### Passage given
----
Professor Hywel Thomas
Professor Hywel Thomas is Pro Vice-Chancellor, Research, Innovation and Engagement, Cardiff University. Professor Thomas is also a Professor of Civil Engineering, Director of the Geoenvironmental Research Centre (GRC) and a UNESCO Professor in the Development of a Sustainable Geoenvironment. His research interests cover a wide range of geoenvironmental issues, from coupled multiphysics/geochemistry flow problems in soils and rocks, through to sustainability issues in general.
I joined Geoenvironmental Research Center (GRC) in Nov. 2010 and am currently involved in Seren project. SEREN is £10 million European Regional Development Fund (ERDF) funded project. I lead the Ground Source Heat pump package and my current primary responsibilities are to ensure effective alignment and address expertise gaps for on-going and new research work and providing strategic leadership and guidance in developing, implementing a coherent research for sustainable intensification in the Ground source heat pump technology for Small and Medium scale enterprises.
Prior to joining Cardiff University, I worked at Bauhaus Universität Weimar, Germany (Jan.2007-Dec.2008). There I worked to understand the physico-chemical behaviour of compacted bentonites and bentonite-sand mixtures for barrier design of nuclear waste disposal system.
My work experiences include area of low carbon technology, nuclear waste disposal system, and contaminated soil behaviour and remediation, a PhD in Engineering (Geo-environmental Engineering) and a certification in “Leadership and Management Development Programme for Research Team Leaders”.
Dr Renato Zagorscak
Renato is a Research Associate and Work Package Leader in “Unconventional Gas” aiming to make significant advances beyond “state of the art” and evaluate the potential of deep lying coal seams for the development of Underground Coal Gasification (UCG) and Coal Bed Methane (CBM). He holds a PhD in Geoenvironmental Engineering, MSc in Mining Engineering and BSc in Geoengineering with over 4 years of experience in various working environment.
Renato joined GRC in 2013 as a member of the ERDF funded £10.1 million SEREN project to study the THM behaviour of porous media in response to geo-energy applications. Shortly after joining the GRC, he has started to read for a PhD in relation to reactive high pressure gas transport in coal. Following on from the SEREN Project in 2015, he has been employed to continue both experimental and computational research as a member of the newly appointed £24.5 million FLEXIS project as a part of the carbon sequestration work package. From December 2016, Renato has been appointed a role of “Unconventional Gas” Work Package Leader to coordinate work on UCG and CBM related research activities.
Dr Lee Hosking
My research interests lie in the computational modelling of coupled thermal, hydraulic, chemical and mechanical (THCM) behaviour in the geoenvironment. I am particularly experienced in the study of reactive transport processes in fractured rock in response to high pressure gas injection and displacement. It was in this area that I developed a theoretical and computational modelling platform as part of my doctoral research at Cardiff University’s Geoenvironmental Research Centre.
Throughout my PhD and into my current post, I have applied the developed model in the study of geological carbon sequestration, a technology involving the isolation of carbon dioxide in the geoenvironment that would otherwise be emitted into the atmosphere. As part of an integrated energy system, carbon sequestration is widely regarded as a key part of strategies for climate change adaptation and mitigation.
----
### Written task 1
Translate this sentence from the staff profiles into French: "I am particularly experienced in the study of reactive transport processes in fractured rock in response to high pressure gas injection and displacement."
### Written task 2
Answer from the staff profiles:
(a) In which country is Bauhaus Universität Weimar?
(b) What is the funding amount of the FLEXIS project?
(c) From what month and year has Renato Zagorscak been the "Unconventional Gas" Work Package Leader?

Element boundary records
----
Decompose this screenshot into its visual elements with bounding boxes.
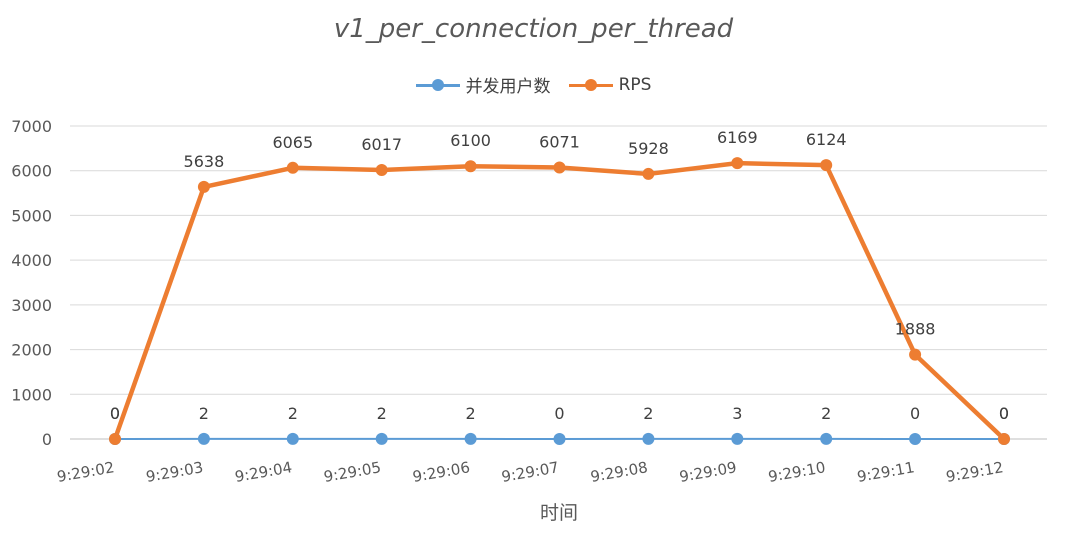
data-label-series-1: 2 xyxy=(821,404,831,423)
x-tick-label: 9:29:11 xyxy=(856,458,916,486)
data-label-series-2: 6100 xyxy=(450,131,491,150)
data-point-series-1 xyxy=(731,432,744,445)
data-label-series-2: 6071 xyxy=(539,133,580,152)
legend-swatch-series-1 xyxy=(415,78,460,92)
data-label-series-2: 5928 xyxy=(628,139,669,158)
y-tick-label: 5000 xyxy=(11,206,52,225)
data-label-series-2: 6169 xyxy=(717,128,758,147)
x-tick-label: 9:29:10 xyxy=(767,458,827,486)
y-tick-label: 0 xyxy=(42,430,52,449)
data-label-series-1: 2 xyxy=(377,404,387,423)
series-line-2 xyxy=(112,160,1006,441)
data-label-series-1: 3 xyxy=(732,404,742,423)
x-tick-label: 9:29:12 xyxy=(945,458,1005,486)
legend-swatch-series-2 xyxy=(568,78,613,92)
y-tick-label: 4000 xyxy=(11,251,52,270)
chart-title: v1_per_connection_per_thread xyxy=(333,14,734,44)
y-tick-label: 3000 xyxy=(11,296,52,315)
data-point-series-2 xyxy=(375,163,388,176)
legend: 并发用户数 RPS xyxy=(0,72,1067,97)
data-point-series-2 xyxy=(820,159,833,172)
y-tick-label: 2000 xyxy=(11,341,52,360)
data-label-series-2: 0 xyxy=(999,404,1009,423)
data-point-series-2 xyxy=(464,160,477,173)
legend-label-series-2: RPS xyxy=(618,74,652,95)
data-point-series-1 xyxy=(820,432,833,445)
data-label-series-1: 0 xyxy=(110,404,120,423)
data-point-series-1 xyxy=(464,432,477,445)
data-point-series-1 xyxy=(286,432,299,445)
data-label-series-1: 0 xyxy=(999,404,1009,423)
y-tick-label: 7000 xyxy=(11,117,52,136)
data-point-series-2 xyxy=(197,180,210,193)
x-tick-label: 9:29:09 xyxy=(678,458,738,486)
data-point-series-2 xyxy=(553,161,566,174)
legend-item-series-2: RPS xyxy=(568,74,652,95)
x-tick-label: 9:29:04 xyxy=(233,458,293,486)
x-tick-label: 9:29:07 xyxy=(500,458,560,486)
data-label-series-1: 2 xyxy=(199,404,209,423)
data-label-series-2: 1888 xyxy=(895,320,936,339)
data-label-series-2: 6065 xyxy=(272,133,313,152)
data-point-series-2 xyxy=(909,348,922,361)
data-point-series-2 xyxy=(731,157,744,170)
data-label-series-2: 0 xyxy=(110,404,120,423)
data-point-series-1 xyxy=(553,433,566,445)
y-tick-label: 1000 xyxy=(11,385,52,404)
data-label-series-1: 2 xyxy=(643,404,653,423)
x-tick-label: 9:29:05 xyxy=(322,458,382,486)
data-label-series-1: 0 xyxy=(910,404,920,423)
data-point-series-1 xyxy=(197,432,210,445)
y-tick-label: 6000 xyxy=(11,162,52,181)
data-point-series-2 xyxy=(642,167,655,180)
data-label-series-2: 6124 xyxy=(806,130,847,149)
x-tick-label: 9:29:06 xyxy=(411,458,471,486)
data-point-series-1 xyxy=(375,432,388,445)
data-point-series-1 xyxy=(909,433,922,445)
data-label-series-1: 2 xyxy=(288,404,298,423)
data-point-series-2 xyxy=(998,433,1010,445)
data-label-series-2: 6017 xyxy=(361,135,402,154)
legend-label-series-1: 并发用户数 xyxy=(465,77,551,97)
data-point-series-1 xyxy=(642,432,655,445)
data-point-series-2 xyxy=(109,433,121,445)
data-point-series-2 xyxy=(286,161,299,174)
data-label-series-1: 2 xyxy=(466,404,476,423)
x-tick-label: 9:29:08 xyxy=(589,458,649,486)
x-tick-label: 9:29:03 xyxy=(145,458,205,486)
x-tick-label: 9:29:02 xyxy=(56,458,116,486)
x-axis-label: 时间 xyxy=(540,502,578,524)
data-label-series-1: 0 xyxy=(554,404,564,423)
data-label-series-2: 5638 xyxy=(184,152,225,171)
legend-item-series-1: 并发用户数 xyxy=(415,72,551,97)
----
### Full response 1
J'ai une expérience particulière de l'étude des processus de transport réactif dans les roches fracturées en réponse à l'injection et au déplacement de gaz à haute pression.

### Full response 2
(a) Germany
(b) £24.5 million
(c) December 2016